- **Exercise details**
Search the records that follow and extract every line containing the string "name".

++++++++

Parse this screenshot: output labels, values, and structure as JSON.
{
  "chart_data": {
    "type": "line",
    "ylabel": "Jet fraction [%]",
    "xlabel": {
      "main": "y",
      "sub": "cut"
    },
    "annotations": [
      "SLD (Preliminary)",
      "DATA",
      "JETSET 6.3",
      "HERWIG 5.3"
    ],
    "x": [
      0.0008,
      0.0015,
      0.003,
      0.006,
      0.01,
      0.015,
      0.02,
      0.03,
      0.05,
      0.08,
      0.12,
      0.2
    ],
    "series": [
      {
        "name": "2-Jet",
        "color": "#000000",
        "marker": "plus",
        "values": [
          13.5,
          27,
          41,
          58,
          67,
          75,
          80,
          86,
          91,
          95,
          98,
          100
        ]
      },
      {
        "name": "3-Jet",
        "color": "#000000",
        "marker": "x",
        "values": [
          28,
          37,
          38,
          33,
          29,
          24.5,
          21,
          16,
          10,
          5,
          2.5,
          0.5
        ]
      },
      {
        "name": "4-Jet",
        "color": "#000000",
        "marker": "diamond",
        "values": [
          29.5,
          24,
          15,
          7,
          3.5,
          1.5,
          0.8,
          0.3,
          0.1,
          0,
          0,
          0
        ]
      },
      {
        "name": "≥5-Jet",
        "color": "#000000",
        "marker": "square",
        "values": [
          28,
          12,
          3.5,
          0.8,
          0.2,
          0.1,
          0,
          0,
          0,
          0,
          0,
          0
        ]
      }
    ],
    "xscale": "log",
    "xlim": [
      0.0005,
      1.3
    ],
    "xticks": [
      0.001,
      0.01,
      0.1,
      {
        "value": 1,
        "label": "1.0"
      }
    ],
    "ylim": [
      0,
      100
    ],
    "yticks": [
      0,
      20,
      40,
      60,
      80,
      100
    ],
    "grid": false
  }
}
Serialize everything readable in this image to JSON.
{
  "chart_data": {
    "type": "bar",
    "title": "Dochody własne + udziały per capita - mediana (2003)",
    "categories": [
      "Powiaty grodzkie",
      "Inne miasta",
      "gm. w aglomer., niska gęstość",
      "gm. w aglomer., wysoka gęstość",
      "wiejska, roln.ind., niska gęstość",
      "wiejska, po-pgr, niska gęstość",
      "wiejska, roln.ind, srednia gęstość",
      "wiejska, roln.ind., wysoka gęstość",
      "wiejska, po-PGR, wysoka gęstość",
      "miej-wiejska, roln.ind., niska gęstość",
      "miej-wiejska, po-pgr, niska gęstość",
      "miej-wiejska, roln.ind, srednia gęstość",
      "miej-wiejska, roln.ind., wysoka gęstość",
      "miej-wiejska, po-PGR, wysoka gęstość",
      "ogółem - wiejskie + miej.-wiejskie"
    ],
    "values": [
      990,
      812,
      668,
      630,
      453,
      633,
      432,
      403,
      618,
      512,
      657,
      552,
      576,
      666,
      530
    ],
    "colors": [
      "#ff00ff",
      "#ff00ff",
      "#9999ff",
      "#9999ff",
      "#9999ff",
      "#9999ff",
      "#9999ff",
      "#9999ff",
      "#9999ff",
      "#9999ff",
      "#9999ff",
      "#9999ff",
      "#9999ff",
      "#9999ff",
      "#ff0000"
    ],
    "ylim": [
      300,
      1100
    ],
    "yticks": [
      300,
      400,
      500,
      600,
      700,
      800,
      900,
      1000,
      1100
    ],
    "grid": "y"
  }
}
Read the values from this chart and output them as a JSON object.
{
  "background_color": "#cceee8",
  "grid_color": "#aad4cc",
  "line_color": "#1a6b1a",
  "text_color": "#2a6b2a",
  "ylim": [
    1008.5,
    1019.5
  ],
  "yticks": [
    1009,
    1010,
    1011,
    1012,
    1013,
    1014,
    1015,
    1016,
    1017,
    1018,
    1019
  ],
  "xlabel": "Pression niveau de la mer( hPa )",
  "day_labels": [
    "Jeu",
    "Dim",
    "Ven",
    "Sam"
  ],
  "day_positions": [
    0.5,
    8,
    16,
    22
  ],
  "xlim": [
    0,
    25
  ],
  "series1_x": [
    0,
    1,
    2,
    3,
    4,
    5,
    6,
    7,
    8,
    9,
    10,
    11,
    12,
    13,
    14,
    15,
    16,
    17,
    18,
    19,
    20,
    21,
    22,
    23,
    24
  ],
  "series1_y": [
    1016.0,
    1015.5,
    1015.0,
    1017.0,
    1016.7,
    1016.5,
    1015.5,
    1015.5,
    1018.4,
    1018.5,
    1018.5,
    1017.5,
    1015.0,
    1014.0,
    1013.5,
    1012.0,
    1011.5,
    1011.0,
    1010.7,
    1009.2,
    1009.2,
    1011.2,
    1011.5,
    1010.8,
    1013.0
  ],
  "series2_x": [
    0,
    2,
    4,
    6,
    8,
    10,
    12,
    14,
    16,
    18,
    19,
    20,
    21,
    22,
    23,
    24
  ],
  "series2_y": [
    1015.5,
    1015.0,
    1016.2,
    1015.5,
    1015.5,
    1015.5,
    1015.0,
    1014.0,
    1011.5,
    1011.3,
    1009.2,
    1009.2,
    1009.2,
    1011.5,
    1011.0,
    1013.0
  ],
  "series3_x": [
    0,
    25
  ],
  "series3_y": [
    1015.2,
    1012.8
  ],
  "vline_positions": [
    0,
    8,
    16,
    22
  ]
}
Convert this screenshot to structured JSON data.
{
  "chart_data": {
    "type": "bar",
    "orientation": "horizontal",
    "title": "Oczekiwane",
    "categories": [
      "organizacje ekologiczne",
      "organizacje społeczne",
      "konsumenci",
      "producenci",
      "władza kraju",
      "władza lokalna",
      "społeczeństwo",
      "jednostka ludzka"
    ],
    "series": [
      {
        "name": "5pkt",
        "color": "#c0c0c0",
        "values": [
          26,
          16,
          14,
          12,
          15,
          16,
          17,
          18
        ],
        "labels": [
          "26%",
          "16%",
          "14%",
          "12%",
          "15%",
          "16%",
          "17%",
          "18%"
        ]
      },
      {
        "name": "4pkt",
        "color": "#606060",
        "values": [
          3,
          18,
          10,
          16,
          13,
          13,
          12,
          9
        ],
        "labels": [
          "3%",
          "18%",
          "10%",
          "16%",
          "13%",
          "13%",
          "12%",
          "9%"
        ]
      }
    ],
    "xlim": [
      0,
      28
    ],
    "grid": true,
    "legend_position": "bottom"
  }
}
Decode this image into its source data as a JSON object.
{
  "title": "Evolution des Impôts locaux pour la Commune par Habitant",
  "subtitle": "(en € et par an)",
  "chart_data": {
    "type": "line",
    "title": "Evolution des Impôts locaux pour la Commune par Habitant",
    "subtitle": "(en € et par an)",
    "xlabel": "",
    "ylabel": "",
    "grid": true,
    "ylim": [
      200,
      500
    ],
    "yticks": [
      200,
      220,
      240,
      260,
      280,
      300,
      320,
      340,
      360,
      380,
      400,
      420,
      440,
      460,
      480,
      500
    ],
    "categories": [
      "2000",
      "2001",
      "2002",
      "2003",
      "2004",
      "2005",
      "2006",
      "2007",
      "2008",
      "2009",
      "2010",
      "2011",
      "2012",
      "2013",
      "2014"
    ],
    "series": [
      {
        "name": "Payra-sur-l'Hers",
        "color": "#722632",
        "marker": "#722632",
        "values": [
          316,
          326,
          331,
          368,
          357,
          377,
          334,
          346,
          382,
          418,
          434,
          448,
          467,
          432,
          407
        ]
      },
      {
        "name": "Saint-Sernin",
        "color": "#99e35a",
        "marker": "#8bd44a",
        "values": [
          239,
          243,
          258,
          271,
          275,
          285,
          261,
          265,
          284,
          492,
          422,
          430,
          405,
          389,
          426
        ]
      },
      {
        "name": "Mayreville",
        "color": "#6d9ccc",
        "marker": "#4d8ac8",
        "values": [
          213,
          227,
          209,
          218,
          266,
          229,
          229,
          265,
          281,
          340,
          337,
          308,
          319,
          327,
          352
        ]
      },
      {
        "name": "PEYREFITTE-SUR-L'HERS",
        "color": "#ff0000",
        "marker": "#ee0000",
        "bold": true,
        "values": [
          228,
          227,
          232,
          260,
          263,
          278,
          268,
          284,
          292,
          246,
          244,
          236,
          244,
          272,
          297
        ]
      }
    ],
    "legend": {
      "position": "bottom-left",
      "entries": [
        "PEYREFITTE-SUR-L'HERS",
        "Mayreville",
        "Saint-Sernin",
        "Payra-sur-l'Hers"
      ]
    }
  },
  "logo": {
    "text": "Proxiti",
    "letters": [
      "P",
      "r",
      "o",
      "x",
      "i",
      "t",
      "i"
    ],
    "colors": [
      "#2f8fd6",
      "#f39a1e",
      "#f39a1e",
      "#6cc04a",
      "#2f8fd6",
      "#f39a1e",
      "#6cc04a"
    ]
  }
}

++++++++

- **Right answer**
        "name": "2-Jet",
        "name": "3-Jet",
        "name": "4-Jet",
        "name": "≥5-Jet",
        "name": "5pkt",
        "name": "4pkt",
        "name": "Payra-sur-l'Hers",
        "name": "Saint-Sernin",
        "name": "Mayreville",
        "name": "PEYREFITTE-SUR-L'HERS",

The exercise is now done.